### What is required
Return all lines where the word "Python" can be found.

### Dataset
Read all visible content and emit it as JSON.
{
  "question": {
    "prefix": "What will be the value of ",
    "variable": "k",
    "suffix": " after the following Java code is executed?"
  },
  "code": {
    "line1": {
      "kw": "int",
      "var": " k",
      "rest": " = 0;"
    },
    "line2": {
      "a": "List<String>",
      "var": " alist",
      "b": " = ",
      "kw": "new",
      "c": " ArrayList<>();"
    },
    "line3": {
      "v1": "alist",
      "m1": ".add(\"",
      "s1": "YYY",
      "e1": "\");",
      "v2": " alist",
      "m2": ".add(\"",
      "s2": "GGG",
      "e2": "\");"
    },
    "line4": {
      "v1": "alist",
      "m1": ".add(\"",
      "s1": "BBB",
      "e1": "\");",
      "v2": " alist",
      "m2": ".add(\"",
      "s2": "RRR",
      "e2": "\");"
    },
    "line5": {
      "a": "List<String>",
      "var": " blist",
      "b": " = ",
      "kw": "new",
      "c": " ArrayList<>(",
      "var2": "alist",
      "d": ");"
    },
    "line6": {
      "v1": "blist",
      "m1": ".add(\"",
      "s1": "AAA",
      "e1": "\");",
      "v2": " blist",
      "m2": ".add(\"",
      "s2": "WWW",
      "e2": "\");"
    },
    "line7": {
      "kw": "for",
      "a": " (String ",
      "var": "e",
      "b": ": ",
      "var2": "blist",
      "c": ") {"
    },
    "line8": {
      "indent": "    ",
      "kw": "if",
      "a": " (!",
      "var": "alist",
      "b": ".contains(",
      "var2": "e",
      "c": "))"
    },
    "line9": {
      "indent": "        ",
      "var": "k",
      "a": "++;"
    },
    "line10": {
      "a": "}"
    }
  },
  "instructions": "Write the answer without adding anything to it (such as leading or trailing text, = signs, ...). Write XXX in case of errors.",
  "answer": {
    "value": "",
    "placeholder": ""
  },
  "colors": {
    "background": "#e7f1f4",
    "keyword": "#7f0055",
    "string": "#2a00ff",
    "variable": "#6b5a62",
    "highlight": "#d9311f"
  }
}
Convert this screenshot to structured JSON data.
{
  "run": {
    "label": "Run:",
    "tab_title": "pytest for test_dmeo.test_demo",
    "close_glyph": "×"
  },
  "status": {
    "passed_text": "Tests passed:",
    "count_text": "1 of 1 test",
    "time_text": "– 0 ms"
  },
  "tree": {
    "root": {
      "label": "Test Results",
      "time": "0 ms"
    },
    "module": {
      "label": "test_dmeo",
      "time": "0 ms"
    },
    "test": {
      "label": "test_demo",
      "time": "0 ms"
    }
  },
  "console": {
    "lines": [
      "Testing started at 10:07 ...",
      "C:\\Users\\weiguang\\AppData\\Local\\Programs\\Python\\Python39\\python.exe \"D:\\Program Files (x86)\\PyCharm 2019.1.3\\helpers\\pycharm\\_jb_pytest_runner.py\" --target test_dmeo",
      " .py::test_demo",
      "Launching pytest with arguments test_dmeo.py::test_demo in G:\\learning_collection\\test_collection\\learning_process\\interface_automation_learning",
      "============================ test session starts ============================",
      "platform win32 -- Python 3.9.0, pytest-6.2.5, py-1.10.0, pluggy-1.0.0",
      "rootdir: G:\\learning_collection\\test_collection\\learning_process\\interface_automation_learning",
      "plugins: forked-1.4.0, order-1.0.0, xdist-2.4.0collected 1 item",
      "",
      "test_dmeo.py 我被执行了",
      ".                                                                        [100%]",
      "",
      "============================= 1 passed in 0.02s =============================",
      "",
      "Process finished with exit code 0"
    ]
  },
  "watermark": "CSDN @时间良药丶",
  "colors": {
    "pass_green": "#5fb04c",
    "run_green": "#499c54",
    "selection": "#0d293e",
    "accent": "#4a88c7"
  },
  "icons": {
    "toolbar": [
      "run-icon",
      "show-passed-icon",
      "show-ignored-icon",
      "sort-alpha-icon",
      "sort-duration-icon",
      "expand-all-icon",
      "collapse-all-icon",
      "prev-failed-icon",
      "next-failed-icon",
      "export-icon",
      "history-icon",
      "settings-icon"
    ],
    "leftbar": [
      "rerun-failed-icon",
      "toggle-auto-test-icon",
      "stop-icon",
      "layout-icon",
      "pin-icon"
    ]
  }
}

### Result for this task
      "C:\\Users\\weiguang\\AppData\\Local\\Programs\\Python\\Python39\\python.exe \"D:\\Program Files (x86)\\PyCharm 2019.1.3\\helpers\\pycharm\\_jb_pytest_runner.py\" --target test_dmeo",
      "platform win32 -- Python 3.9.0, pytest-6.2.5, py-1.10.0, pluggy-1.0.0",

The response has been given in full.